-- Begin --

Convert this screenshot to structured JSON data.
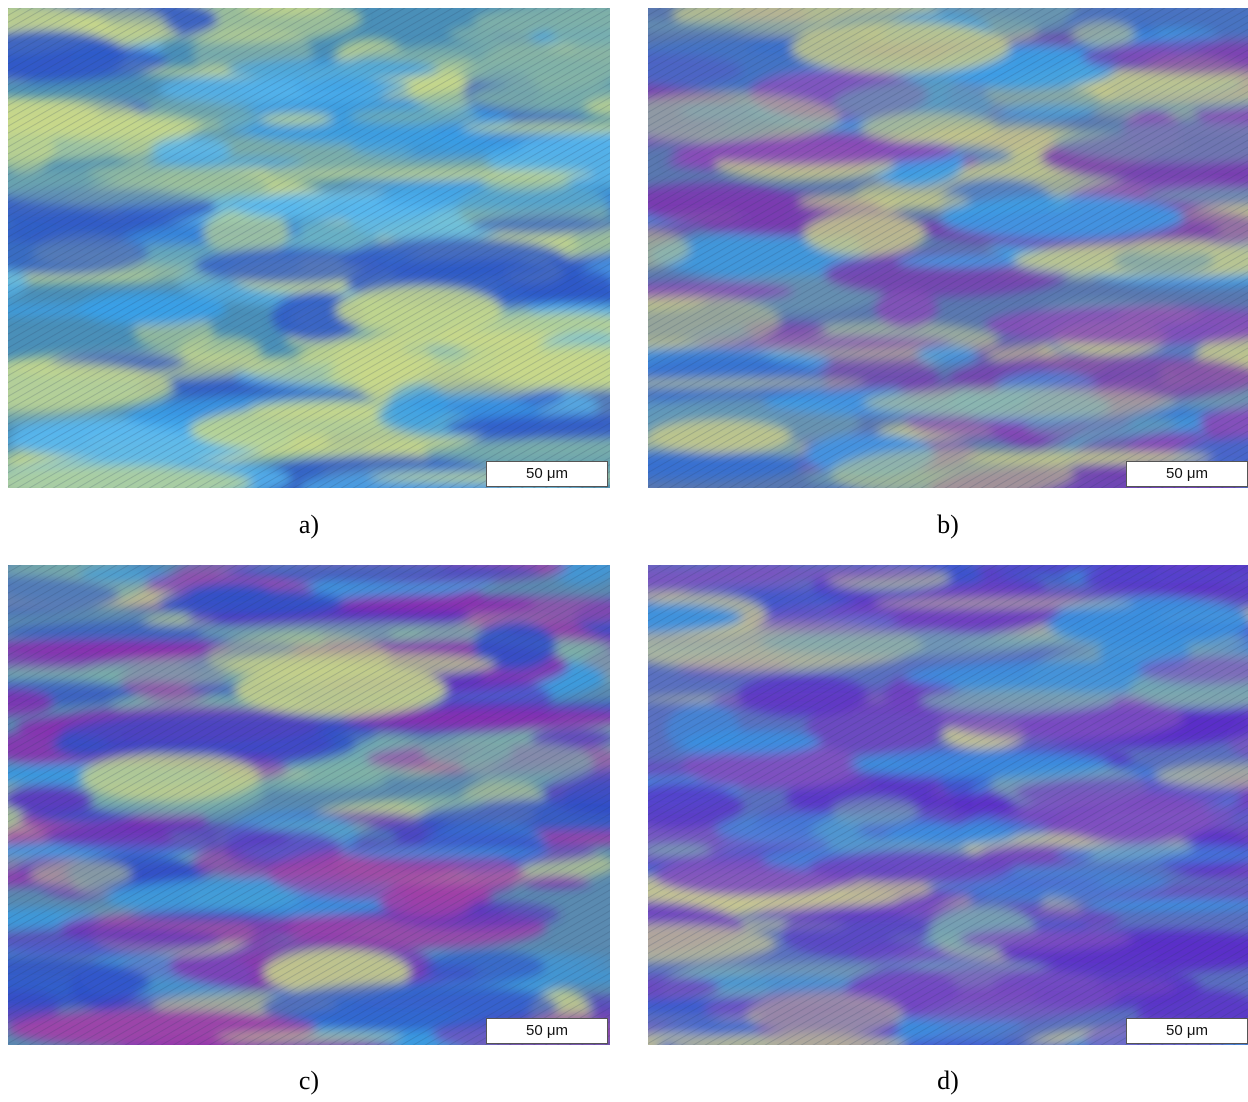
{
  "panels": [
    {
      "label": "a)",
      "scale_bar": "50 μm"
    },
    {
      "label": "b)",
      "scale_bar": "50 μm"
    },
    {
      "label": "c)",
      "scale_bar": "50 μm"
    },
    {
      "label": "d)",
      "scale_bar": "50 μm"
    }
  ]
}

-- End --

**GIVEN TASK**
Copy the listing exactly. Any image in it stays out of the copy.

**THE SOLUTION**
Convert this screenshot to structured JSON data.
{
  "panels": [
    {
      "label": "a)",
      "scale_bar": "50 μm"
    },
    {
      "label": "b)",
      "scale_bar": "50 μm"
    },
    {
      "label": "c)",
      "scale_bar": "50 μm"
    },
    {
      "label": "d)",
      "scale_bar": "50 μm"
    }
  ]
}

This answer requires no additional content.